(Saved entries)
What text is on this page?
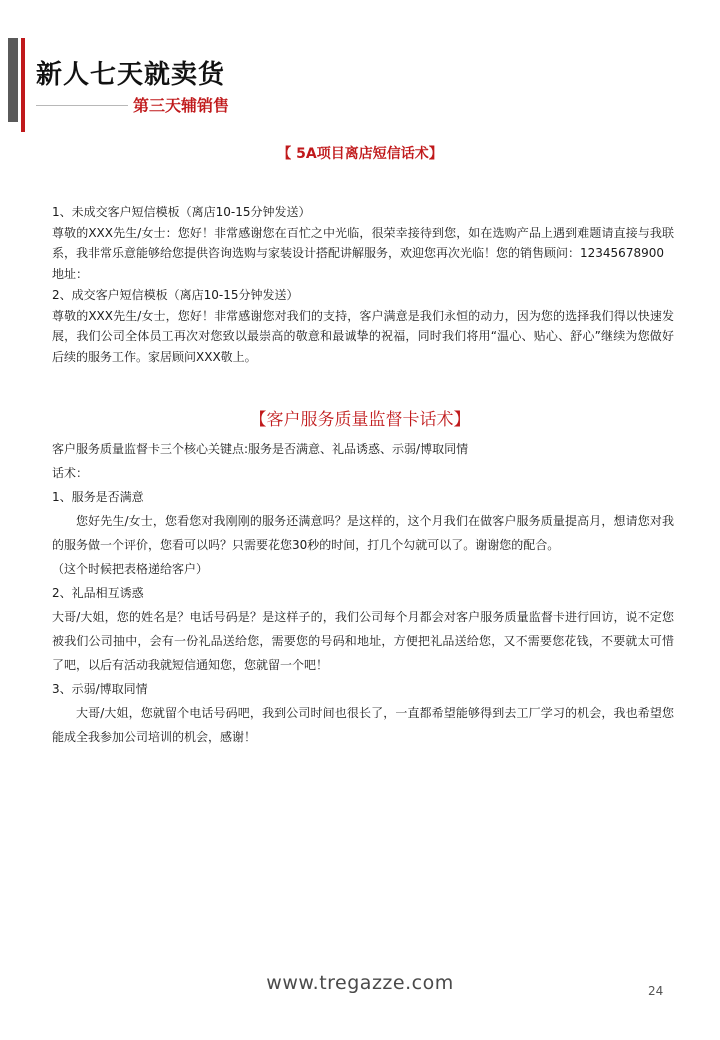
新人七天就卖货
第三天辅销售
【 5A项目离店短信话术】

1、未成交客户短信模板（离店10-15分钟发送）

尊敬的XXX先生/女士：您好！非常感谢您在百忙之中光临，很荣幸接待到您，如在选购产品上遇到难题请直接与我联系，我非常乐意能够给您提供咨询选购与家装设计搭配讲解服务，欢迎您再次光临！您的销售顾问：12345678900

地址：

2、成交客户短信模板（离店10-15分钟发送）

尊敬的XXX先生/女士，您好！非常感谢您对我们的支持，客户满意是我们永恒的动力，因为您的选择我们得以快速发展，我们公司全体员工再次对您致以最崇高的敬意和最诚挚的祝福，同时我们将用“温心、贴心、舒心”继续为您做好后续的服务工作。家居顾问XXX敬上。

【客户服务质量监督卡话术】

客户服务质量监督卡三个核心关键点:服务是否满意、礼品诱惑、示弱/博取同情

话术：

1、服务是否满意

您好先生/女士，您看您对我刚刚的服务还满意吗？是这样的，这个月我们在做客户服务质量提高月，想请您对我的服务做一个评价，您看可以吗？只需要花您30秒的时间，打几个勾就可以了。谢谢您的配合。

（这个时候把表格递给客户）

2、礼品相互诱惑

大哥/大姐，您的姓名是？电话号码是？是这样子的，我们公司每个月都会对客户服务质量监督卡进行回访，说不定您被我们公司抽中，会有一份礼品送给您，需要您的号码和地址，方便把礼品送给您，又不需要您花钱，不要就太可惜了吧，以后有活动我就短信通知您，您就留一个吧！

3、示弱/博取同情

大哥/大姐，您就留个电话号码吧，我到公司时间也很长了，一直都希望能够得到去工厂学习的机会，我也希望您能成全我参加公司培训的机会，感谢！

www.tregazze.com	24
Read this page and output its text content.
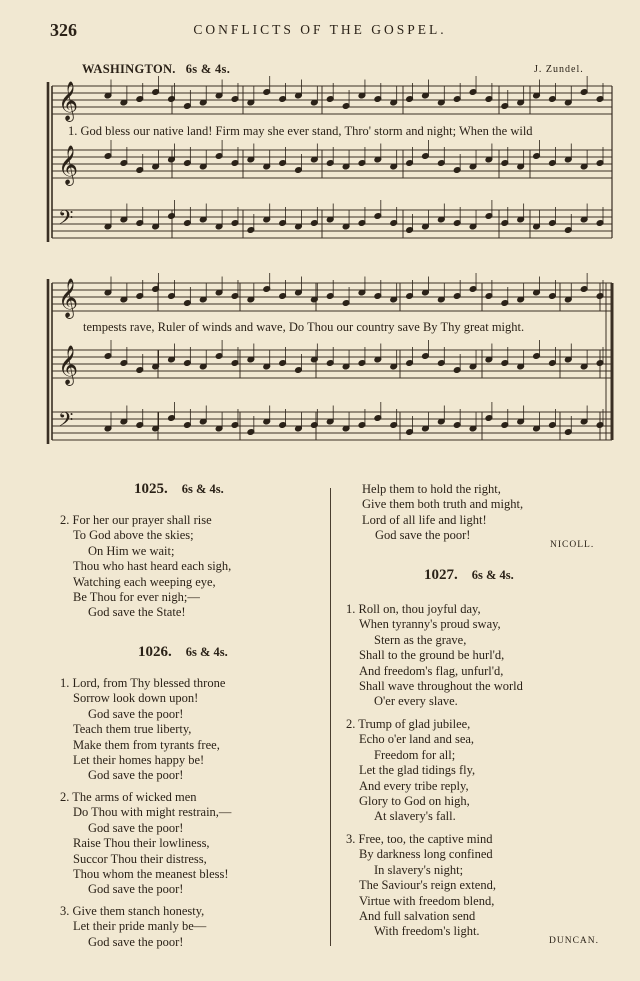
326	CONFLICTS OF THE GOSPEL.
WASHINGTON. 6s & 4s.	J. Zundel.
𝄞
𝄞
𝄢
𝄞
𝄞
𝄢
1. God bless our native land! Firm may she ever stand, Thro' storm and night; When the wild
tempests rave, Ruler of winds and wave, Do Thou our country save By Thy great might.
1025. 6s & 4s.
2. For her our prayer shall rise
To God above the skies;
On Him we wait;
Thou who hast heard each sigh,
Watching each weeping eye,
Be Thou for ever nigh;—
God save the State!
1026. 6s & 4s.
1. Lord, from Thy blessed throne
Sorrow look down upon!
God save the poor!
Teach them true liberty,
Make them from tyrants free,
Let their homes happy be!
God save the poor!
2. The arms of wicked men
Do Thou with might restrain,—
God save the poor!
Raise Thou their lowliness,
Succor Thou their distress,
Thou whom the meanest bless!
God save the poor!
3. Give them stanch honesty,
Let their pride manly be—
God save the poor!
Help them to hold the right,
Give them both truth and might,
Lord of all life and light!
God save the poor!
NICOLL.
1027. 6s & 4s.
1. Roll on, thou joyful day,
When tyranny's proud sway,
Stern as the grave,
Shall to the ground be hurl'd,
And freedom's flag, unfurl'd,
Shall wave throughout the world
O'er every slave.
2. Trump of glad jubilee,
Echo o'er land and sea,
Freedom for all;
Let the glad tidings fly,
And every tribe reply,
Glory to God on high,
At slavery's fall.
3. Free, too, the captive mind
By darkness long confined
In slavery's night;
The Saviour's reign extend,
Virtue with freedom blend,
And full salvation send
With freedom's light.
DUNCAN.
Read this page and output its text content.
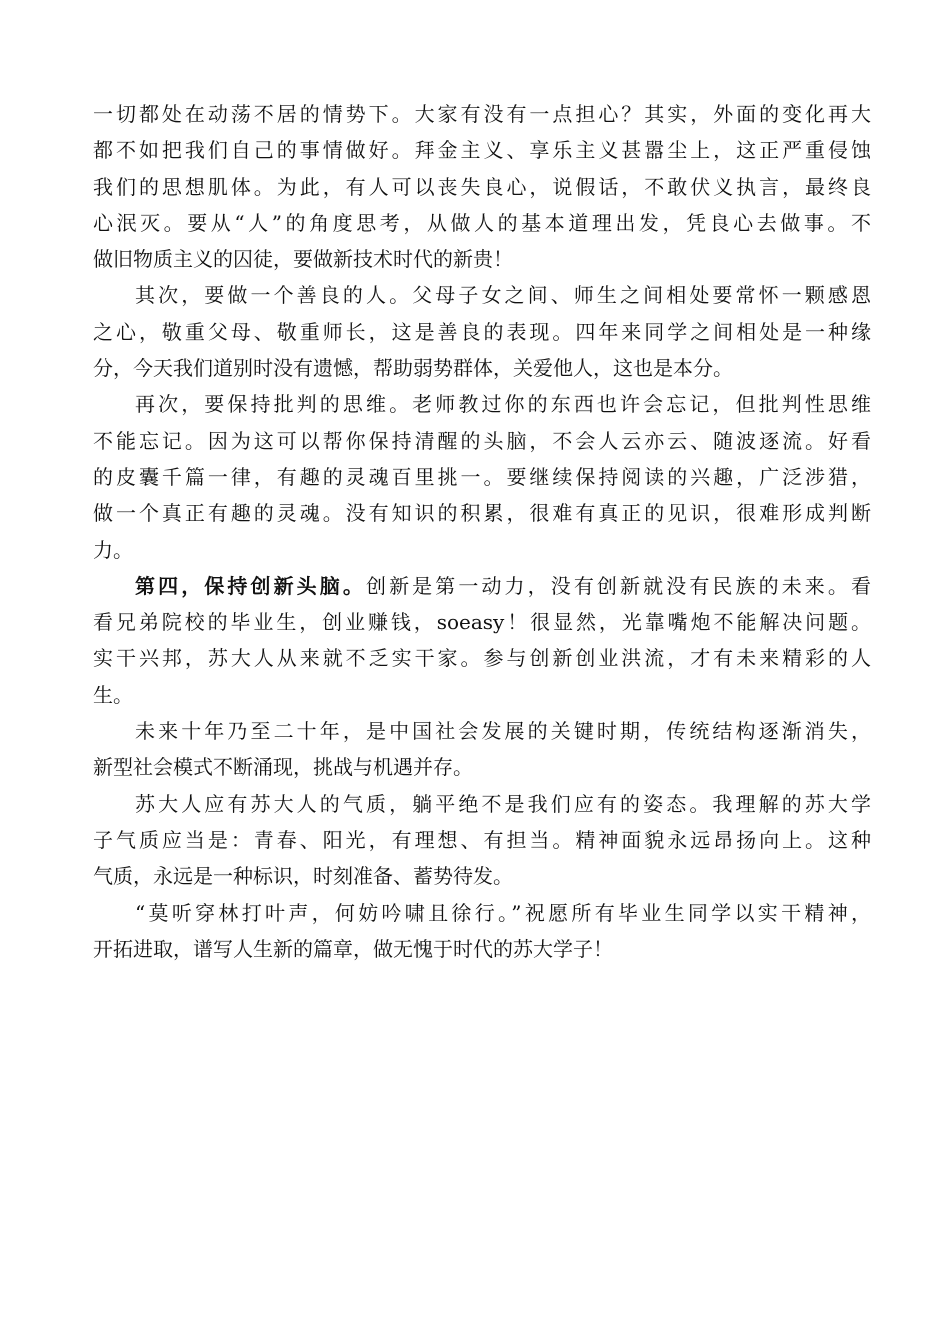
一切都处在动荡不居的情势下。大家有没有一点担心？其实，外面的变化再大
都不如把我们自己的事情做好。拜金主义、享乐主义甚嚣尘上，这正严重侵蚀
我们的思想肌体。为此，有人可以丧失良心，说假话，不敢伏义执言，最终良
心泯灭。要从“人”的角度思考，从做人的基本道理出发，凭良心去做事。不
做旧物质主义的囚徒，要做新技术时代的新贵！
其次，要做一个善良的人。父母子女之间、师生之间相处要常怀一颗感恩
之心，敬重父母、敬重师长，这是善良的表现。四年来同学之间相处是一种缘
分，今天我们道别时没有遗憾，帮助弱势群体，关爱他人，这也是本分。
再次，要保持批判的思维。老师教过你的东西也许会忘记，但批判性思维
不能忘记。因为这可以帮你保持清醒的头脑，不会人云亦云、随波逐流。好看
的皮囊千篇一律，有趣的灵魂百里挑一。要继续保持阅读的兴趣，广泛涉猎，
做一个真正有趣的灵魂。没有知识的积累，很难有真正的见识，很难形成判断
力。
第四，保持创新头脑。创新是第一动力，没有创新就没有民族的未来。看
看兄弟院校的毕业生，创业赚钱，soeasy！很显然，光靠嘴炮不能解决问题。
实干兴邦，苏大人从来就不乏实干家。参与创新创业洪流，才有未来精彩的人
生。
未来十年乃至二十年，是中国社会发展的关键时期，传统结构逐渐消失，
新型社会模式不断涌现，挑战与机遇并存。
苏大人应有苏大人的气质，躺平绝不是我们应有的姿态。我理解的苏大学
子气质应当是：青春、阳光，有理想、有担当。精神面貌永远昂扬向上。这种
气质，永远是一种标识，时刻准备、蓄势待发。
“莫听穿林打叶声，何妨吟啸且徐行。”祝愿所有毕业生同学以实干精神，
开拓进取，谱写人生新的篇章，做无愧于时代的苏大学子！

• Given request: Copy all of the entries verbatim, leaving out any pictures they contain.

• Task answer:
What text is on this page?
新人七天就卖货
第三天辅销售
【 5A项目离店短信话术】

1、未成交客户短信模板（离店10-15分钟发送）

尊敬的XXX先生/女士：您好！非常感谢您在百忙之中光临，很荣幸接待到您，如在选购产品上遇到难题请直接与我联系，我非常乐意能够给您提供咨询选购与家装设计搭配讲解服务，欢迎您再次光临！您的销售顾问：12345678900

地址：

2、成交客户短信模板（离店10-15分钟发送）

尊敬的XXX先生/女士，您好！非常感谢您对我们的支持，客户满意是我们永恒的动力，因为您的选择我们得以快速发展，我们公司全体员工再次对您致以最崇高的敬意和最诚挚的祝福，同时我们将用“温心、贴心、舒心”继续为您做好后续的服务工作。家居顾问XXX敬上。

【客户服务质量监督卡话术】

客户服务质量监督卡三个核心关键点:服务是否满意、礼品诱惑、示弱/博取同情

话术：

1、服务是否满意

您好先生/女士，您看您对我刚刚的服务还满意吗？是这样的，这个月我们在做客户服务质量提高月，想请您对我的服务做一个评价，您看可以吗？只需要花您30秒的时间，打几个勾就可以了。谢谢您的配合。

（这个时候把表格递给客户）

2、礼品相互诱惑

大哥/大姐，您的姓名是？电话号码是？是这样子的，我们公司每个月都会对客户服务质量监督卡进行回访，说不定您被我们公司抽中，会有一份礼品送给您，需要您的号码和地址，方便把礼品送给您，又不需要您花钱，不要就太可惜了吧，以后有活动我就短信通知您，您就留一个吧！

3、示弱/博取同情

大哥/大姐，您就留个电话号码吧，我到公司时间也很长了，一直都希望能够得到去工厂学习的机会，我也希望您能成全我参加公司培训的机会，感谢！

www.tregazze.com	24
Read this page and output its text content.
326	CONFLICTS OF THE GOSPEL.
WASHINGTON. 6s & 4s.	J. Zundel.
𝄞
𝄞
𝄢
𝄞
𝄞
𝄢
1. God bless our native land! Firm may she ever stand, Thro' storm and night; When the wild
tempests rave, Ruler of winds and wave, Do Thou our country save By Thy great might.
1025. 6s & 4s.
2. For her our prayer shall rise
To God above the skies;
On Him we wait;
Thou who hast heard each sigh,
Watching each weeping eye,
Be Thou for ever nigh;—
God save the State!
1026. 6s & 4s.
1. Lord, from Thy blessed throne
Sorrow look down upon!
God save the poor!
Teach them true liberty,
Make them from tyrants free,
Let their homes happy be!
God save the poor!
2. The arms of wicked men
Do Thou with might restrain,—
God save the poor!
Raise Thou their lowliness,
Succor Thou their distress,
Thou whom the meanest bless!
God save the poor!
3. Give them stanch honesty,
Let their pride manly be—
God save the poor!
Help them to hold the right,
Give them both truth and might,
Lord of all life and light!
God save the poor!
NICOLL.
1027. 6s & 4s.
1. Roll on, thou joyful day,
When tyranny's proud sway,
Stern as the grave,
Shall to the ground be hurl'd,
And freedom's flag, unfurl'd,
Shall wave throughout the world
O'er every slave.
2. Trump of glad jubilee,
Echo o'er land and sea,
Freedom for all;
Let the glad tidings fly,
And every tribe reply,
Glory to God on high,
At slavery's fall.
3. Free, too, the captive mind
By darkness long confined
In slavery's night;
The Saviour's reign extend,
Virtue with freedom blend,
And full salvation send
With freedom's light.
DUNCAN.
Read this page and output its text content.
一切都处在动荡不居的情势下。大家有没有一点担心？其实，外面的变化再大
都不如把我们自己的事情做好。拜金主义、享乐主义甚嚣尘上，这正严重侵蚀
我们的思想肌体。为此，有人可以丧失良心，说假话，不敢伏义执言，最终良
心泯灭。要从“人”的角度思考，从做人的基本道理出发，凭良心去做事。不
做旧物质主义的囚徒，要做新技术时代的新贵！
其次，要做一个善良的人。父母子女之间、师生之间相处要常怀一颗感恩
之心，敬重父母、敬重师长，这是善良的表现。四年来同学之间相处是一种缘
分，今天我们道别时没有遗憾，帮助弱势群体，关爱他人，这也是本分。
再次，要保持批判的思维。老师教过你的东西也许会忘记，但批判性思维
不能忘记。因为这可以帮你保持清醒的头脑，不会人云亦云、随波逐流。好看
的皮囊千篇一律，有趣的灵魂百里挑一。要继续保持阅读的兴趣，广泛涉猎，
做一个真正有趣的灵魂。没有知识的积累，很难有真正的见识，很难形成判断
力。
第四，保持创新头脑。创新是第一动力，没有创新就没有民族的未来。看
看兄弟院校的毕业生，创业赚钱，soeasy！很显然，光靠嘴炮不能解决问题。
实干兴邦，苏大人从来就不乏实干家。参与创新创业洪流，才有未来精彩的人
生。
未来十年乃至二十年，是中国社会发展的关键时期，传统结构逐渐消失，
新型社会模式不断涌现，挑战与机遇并存。
苏大人应有苏大人的气质，躺平绝不是我们应有的姿态。我理解的苏大学
子气质应当是：青春、阳光，有理想、有担当。精神面貌永远昂扬向上。这种
气质，永远是一种标识，时刻准备、蓄势待发。
“莫听穿林打叶声，何妨吟啸且徐行。”祝愿所有毕业生同学以实干精神，
开拓进取，谱写人生新的篇章，做无愧于时代的苏大学子！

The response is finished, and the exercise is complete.